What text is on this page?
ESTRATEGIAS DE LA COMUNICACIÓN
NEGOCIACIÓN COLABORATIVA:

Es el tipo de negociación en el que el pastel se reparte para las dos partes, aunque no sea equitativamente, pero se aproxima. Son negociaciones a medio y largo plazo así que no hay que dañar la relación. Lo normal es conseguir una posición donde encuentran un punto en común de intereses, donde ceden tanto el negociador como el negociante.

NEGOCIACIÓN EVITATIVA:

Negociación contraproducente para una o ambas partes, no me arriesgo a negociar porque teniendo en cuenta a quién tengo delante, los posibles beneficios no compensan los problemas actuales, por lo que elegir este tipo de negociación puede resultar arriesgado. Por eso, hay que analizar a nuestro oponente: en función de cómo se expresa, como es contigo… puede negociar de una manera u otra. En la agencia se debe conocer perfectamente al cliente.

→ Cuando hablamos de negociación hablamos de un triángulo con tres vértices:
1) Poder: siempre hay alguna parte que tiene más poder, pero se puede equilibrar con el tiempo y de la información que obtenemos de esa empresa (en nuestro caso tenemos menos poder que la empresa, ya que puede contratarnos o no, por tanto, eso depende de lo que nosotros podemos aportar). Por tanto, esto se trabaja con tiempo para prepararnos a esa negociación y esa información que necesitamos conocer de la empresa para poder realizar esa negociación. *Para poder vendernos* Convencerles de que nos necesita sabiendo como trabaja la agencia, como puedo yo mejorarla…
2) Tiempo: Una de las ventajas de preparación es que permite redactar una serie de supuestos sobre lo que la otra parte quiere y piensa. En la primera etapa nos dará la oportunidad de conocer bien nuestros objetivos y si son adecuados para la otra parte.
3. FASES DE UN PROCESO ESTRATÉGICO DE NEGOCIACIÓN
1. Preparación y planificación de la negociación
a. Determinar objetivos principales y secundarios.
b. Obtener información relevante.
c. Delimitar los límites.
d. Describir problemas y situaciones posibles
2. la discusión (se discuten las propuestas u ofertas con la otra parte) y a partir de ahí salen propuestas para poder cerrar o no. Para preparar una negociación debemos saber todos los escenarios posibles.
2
■ ■ ■ ■ ■
> _Goal of the exercise_
Review the material and copy each line in which the word "problemas" appears.

> _Answer in full_
Negociación contraproducente para una o ambas partes, no me arriesgo a negociar porque teniendo en cuenta a quién tengo delante, los posibles beneficios no compensan los problemas actuales, por lo que elegir este tipo de negociación puede resultar arriesgado. Por eso, hay que analizar a nuestro oponente: en función de cómo se expresa, como es contigo… puede negociar de una manera u otra. En la agencia se debe conocer perfectamente al cliente.
d. Describir problemas y situaciones posibles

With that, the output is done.